[REQUIREMENT]: All lines featuring the string "desktop" are to be listed.

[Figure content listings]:
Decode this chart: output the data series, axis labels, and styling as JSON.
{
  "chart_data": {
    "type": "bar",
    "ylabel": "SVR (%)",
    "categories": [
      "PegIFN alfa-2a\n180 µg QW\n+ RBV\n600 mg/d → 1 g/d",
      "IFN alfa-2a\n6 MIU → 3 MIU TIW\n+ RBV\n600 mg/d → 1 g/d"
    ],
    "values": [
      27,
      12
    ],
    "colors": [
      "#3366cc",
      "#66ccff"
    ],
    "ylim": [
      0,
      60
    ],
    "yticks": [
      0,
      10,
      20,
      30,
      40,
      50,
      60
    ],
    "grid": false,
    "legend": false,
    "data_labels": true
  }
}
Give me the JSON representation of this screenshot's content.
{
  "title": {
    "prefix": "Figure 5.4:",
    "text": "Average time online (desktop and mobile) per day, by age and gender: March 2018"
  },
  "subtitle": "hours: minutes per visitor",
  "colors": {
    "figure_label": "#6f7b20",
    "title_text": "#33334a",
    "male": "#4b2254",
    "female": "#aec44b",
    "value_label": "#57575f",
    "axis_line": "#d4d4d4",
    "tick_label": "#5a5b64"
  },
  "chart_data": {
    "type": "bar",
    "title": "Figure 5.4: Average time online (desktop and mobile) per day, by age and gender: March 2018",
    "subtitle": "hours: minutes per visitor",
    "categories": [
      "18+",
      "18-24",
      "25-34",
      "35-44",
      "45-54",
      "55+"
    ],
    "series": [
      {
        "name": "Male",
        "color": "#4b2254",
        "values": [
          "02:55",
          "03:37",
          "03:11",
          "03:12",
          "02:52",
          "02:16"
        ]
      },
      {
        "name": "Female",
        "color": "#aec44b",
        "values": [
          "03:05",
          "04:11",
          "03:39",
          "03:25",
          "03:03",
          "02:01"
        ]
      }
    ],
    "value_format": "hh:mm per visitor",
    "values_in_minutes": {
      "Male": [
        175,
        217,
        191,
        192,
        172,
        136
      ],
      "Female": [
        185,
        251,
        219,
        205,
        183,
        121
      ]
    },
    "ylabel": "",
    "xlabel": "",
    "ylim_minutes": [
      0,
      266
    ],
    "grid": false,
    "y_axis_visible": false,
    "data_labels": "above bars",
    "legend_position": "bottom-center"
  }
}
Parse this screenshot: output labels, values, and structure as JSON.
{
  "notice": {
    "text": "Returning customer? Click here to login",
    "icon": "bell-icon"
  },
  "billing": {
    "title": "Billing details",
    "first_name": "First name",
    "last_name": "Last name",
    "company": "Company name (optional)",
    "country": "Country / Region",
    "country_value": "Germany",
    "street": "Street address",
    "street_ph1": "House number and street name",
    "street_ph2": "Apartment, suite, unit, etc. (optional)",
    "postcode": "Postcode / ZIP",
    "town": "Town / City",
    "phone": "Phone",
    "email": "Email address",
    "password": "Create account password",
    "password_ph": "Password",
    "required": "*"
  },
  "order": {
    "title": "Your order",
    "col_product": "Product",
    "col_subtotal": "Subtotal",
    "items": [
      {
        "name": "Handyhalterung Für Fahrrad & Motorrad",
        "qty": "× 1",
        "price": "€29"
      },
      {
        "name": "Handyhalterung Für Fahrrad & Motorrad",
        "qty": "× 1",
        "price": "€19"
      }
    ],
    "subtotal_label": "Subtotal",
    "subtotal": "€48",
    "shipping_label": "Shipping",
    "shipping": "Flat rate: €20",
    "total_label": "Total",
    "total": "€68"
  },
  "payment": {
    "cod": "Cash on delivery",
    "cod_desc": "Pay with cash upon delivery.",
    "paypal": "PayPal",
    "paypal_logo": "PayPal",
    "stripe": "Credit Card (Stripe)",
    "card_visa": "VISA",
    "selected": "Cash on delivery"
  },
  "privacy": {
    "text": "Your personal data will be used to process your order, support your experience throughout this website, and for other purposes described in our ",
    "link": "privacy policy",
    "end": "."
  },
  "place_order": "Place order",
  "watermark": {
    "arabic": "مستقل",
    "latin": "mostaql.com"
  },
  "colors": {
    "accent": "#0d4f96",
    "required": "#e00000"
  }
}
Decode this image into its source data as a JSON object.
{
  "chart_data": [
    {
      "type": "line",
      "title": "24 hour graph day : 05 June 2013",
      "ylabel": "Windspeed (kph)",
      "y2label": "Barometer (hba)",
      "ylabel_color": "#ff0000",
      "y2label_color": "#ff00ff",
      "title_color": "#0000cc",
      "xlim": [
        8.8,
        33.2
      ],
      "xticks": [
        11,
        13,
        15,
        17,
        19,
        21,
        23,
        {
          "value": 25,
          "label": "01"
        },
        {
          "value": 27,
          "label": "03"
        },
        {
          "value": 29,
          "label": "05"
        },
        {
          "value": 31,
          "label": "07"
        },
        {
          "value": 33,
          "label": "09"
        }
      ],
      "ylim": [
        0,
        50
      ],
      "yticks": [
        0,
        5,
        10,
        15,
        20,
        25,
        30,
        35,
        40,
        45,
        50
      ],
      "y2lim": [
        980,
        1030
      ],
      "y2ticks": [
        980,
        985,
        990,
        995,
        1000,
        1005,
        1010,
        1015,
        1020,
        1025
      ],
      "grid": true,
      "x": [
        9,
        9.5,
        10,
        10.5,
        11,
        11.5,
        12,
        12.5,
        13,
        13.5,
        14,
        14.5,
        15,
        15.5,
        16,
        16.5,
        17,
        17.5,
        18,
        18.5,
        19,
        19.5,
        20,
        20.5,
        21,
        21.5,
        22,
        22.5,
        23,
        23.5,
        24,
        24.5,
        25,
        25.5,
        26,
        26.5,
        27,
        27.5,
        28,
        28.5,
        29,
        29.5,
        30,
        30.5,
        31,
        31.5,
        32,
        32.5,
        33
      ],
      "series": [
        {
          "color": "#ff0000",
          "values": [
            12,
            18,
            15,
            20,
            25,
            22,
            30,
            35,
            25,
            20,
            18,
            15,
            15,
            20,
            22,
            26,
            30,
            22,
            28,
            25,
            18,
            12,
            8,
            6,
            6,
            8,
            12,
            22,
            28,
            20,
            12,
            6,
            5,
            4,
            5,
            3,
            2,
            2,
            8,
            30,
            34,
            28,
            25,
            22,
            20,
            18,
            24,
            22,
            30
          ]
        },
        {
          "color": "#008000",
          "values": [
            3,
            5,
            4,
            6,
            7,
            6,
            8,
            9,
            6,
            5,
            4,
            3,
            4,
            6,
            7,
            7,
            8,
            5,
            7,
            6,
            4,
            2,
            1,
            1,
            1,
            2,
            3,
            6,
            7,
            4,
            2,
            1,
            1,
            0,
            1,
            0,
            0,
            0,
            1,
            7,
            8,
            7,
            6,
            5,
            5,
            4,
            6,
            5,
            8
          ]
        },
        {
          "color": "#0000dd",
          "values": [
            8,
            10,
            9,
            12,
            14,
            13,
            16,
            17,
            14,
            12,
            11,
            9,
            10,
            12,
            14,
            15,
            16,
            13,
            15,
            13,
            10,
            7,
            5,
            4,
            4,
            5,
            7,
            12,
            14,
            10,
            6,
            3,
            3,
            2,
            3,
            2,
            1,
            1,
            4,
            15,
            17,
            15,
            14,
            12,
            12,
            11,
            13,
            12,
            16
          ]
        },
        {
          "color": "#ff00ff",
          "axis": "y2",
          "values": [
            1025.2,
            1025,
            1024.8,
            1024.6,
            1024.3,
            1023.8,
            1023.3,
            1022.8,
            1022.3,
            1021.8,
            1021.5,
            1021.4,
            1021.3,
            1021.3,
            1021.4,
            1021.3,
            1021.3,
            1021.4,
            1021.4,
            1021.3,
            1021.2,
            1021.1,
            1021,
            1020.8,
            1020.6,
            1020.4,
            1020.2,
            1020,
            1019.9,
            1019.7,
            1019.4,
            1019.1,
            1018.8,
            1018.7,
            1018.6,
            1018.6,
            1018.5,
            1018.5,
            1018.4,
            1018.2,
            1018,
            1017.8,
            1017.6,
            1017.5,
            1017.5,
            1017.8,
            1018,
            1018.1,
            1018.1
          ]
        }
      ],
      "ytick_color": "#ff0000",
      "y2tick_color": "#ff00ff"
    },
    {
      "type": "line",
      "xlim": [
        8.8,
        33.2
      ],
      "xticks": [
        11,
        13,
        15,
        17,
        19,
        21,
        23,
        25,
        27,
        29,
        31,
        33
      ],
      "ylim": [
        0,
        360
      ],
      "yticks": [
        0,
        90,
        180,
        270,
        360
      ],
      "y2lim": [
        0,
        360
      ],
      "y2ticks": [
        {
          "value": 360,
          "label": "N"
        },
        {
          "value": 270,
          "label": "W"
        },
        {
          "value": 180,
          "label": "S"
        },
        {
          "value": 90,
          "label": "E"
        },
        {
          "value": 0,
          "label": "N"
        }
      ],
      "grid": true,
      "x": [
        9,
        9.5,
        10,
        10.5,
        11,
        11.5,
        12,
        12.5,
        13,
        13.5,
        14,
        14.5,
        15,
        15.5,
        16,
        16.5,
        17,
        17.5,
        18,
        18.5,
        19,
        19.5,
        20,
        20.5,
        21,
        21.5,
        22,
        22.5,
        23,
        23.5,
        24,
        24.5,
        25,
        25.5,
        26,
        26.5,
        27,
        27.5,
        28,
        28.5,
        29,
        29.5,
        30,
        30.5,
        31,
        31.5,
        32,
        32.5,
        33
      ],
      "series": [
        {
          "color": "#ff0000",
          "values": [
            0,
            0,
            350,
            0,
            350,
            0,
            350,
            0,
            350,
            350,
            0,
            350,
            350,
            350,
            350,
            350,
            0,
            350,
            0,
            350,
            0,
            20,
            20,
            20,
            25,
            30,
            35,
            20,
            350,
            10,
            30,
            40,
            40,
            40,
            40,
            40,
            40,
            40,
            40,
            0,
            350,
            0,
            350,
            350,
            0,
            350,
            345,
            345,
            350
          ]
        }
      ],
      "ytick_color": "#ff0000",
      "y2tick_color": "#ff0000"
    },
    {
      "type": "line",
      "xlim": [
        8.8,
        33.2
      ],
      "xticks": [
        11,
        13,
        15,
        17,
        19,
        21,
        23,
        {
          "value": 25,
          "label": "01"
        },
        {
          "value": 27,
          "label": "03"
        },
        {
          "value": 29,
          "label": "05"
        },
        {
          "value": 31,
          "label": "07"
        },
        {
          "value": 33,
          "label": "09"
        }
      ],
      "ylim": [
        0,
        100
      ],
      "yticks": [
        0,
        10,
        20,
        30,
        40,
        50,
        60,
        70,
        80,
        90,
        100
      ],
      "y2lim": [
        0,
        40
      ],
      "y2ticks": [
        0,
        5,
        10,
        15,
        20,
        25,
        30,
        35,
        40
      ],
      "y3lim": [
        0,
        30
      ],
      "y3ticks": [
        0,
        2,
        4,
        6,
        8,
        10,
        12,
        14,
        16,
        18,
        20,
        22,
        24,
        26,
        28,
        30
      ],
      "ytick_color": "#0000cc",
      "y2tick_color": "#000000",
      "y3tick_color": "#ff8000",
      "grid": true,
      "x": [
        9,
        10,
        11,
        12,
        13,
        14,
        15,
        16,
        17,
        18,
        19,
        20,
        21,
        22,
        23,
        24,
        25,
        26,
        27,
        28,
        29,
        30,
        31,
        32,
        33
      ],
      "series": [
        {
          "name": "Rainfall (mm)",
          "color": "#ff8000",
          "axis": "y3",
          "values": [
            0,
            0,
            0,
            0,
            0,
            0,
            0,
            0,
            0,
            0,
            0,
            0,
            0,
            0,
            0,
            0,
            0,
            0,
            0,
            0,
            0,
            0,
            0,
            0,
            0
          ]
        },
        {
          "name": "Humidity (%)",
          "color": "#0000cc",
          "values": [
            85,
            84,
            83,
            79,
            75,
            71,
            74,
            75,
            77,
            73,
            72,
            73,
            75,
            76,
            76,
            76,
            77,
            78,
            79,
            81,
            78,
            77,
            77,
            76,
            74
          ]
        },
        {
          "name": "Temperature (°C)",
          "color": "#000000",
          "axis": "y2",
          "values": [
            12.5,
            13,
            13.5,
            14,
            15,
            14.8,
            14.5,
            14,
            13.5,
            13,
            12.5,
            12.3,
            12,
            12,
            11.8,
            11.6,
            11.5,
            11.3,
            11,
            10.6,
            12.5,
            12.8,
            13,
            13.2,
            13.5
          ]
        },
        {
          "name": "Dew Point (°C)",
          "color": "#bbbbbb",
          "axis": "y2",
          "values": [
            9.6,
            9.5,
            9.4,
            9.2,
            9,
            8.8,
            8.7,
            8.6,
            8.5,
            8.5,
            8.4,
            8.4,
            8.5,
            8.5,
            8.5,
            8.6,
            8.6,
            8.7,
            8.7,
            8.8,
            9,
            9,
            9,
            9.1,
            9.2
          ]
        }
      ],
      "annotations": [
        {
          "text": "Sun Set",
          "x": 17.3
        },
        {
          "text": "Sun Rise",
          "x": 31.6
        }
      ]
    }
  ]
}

[RESPONSE TO THIS EXERCISE]:
    "text": "Average time online (desktop and mobile) per day, by age and gender: March 2018"
    "title": "Figure 5.4: Average time online (desktop and mobile) per day, by age and gender: March 2018",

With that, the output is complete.